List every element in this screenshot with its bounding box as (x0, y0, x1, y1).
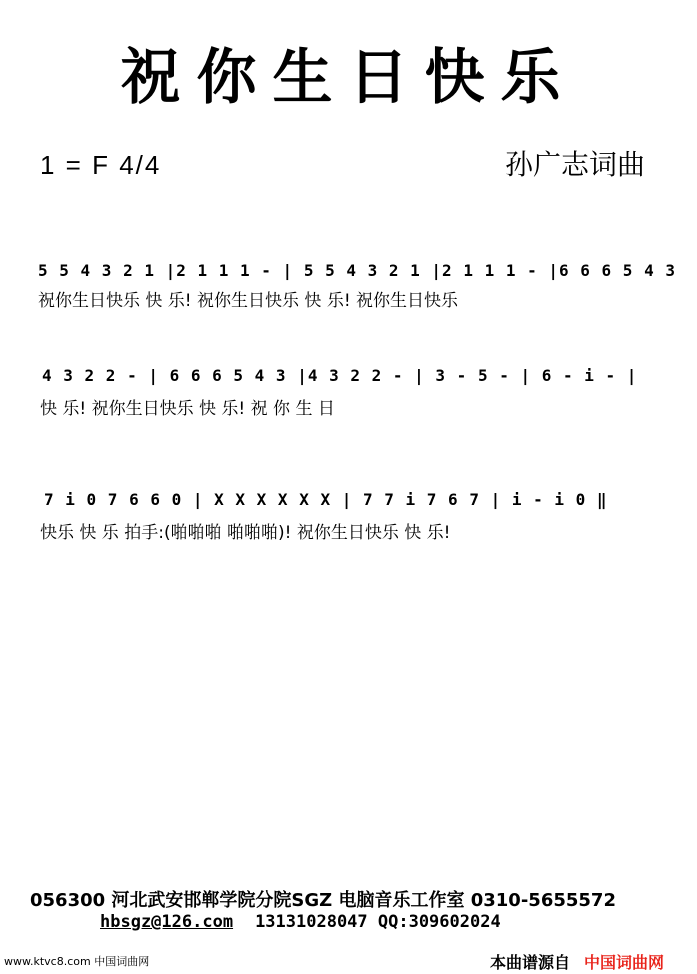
lyrics-row-2: 快 乐! 祝你生日快乐 快 乐! 祝 你 生 日 (40, 399, 335, 419)
contact-line (100, 912, 501, 932)
lyrics-row-1: 祝你生日快乐 快 乐! 祝你生日快乐 快 乐! 祝你生日快乐 (38, 291, 459, 311)
source-label: 本曲谱源自 (490, 953, 571, 972)
email-link[interactable]: hbsgz@126.com (100, 912, 234, 932)
notation-row-3: 7 i 0 7 6 6 0 | X X X X X X | 7 7 i 7 6 7 | i - i 0 ‖ (44, 490, 608, 509)
composer-credit: 孙广志词曲 (505, 148, 646, 181)
lyrics-row-3: 快乐 快 乐 拍手:(啪啪啪 啪啪啪)! 祝你生日快乐 快 乐! (40, 523, 451, 543)
notation-row-1: 5 5 4 3 2 1 |2 1 1 1 - | 5 5 4 3 2 1 |2 1 1 1 - |6 6 6 5 4 3 (38, 261, 676, 280)
key-signature: 1 = F 4/4 (40, 150, 162, 180)
song-title: 祝你生日快乐 (120, 43, 577, 113)
site-watermark: www.ktvc8.com 中国词曲网 (4, 955, 150, 968)
studio-address: 056300 河北武安邯郸学院分院SGZ 电脑音乐工作室 0310-5655572 (30, 890, 616, 911)
phone-qq: 13131028047 QQ:309602024 (255, 912, 501, 932)
notation-row-2: 4 3 2 2 - | 6 6 6 5 4 3 |4 3 2 2 - | 3 - 5 - | 6 - i - | (42, 366, 638, 385)
source-credit (490, 950, 664, 973)
brand-link[interactable]: 中国词曲网 (584, 953, 665, 972)
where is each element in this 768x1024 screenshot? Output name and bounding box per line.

## Objective
Quote everything from the line containing "lyrics-row-2: 快 乐!" down to the line containing "lyrics-row-3: 快乐 快", keeping both of those lines.

## The answer
lyrics-row-2: 快 乐! 祝你生日快乐 快 乐! 祝 你 生 日 (40, 399, 335, 419)
contact-line (100, 912, 501, 932)
lyrics-row-1: 祝你生日快乐 快 乐! 祝你生日快乐 快 乐! 祝你生日快乐 (38, 291, 459, 311)
source-label: 本曲谱源自 (490, 953, 571, 972)
email-link[interactable]: hbsgz@126.com (100, 912, 234, 932)
notation-row-3: 7 i 0 7 6 6 0 | X X X X X X | 7 7 i 7 6 7 | i - i 0 ‖ (44, 490, 608, 509)
composer-credit: 孙广志词曲 (505, 148, 646, 181)
lyrics-row-3: 快乐 快 乐 拍手:(啪啪啪 啪啪啪)! 祝你生日快乐 快 乐! (40, 523, 451, 543)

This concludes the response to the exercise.